Find the number of lines in these records where the word "description" appears. Reply with that number and nothing more.

── Material for this task ──

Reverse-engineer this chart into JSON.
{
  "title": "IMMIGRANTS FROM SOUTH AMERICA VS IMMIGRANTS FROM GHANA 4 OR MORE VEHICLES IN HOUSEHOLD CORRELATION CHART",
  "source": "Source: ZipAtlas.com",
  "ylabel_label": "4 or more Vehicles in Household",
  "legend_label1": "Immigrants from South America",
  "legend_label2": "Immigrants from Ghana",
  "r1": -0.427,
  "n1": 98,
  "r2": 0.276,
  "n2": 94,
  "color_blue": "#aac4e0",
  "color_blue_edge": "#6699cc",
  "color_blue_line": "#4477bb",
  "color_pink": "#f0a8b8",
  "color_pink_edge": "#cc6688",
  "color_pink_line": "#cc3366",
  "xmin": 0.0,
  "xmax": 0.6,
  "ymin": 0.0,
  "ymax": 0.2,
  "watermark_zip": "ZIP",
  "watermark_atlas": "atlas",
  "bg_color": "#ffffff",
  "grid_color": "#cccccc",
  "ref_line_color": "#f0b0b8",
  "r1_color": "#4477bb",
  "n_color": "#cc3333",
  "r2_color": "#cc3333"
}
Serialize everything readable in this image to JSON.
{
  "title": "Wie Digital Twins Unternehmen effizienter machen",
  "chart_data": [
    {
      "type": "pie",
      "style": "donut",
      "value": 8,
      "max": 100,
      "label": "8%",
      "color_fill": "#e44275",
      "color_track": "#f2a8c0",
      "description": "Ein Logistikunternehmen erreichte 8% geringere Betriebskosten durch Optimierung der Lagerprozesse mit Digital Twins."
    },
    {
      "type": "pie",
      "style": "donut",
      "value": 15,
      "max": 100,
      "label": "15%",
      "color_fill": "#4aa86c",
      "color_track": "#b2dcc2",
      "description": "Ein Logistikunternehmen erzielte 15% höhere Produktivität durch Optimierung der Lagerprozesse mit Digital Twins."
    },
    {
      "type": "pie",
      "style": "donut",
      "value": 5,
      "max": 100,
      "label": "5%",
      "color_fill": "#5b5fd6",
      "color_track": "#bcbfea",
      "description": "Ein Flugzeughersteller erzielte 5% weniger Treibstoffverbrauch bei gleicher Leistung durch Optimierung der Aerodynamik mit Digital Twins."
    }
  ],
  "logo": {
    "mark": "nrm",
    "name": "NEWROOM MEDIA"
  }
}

───

(Result below): 3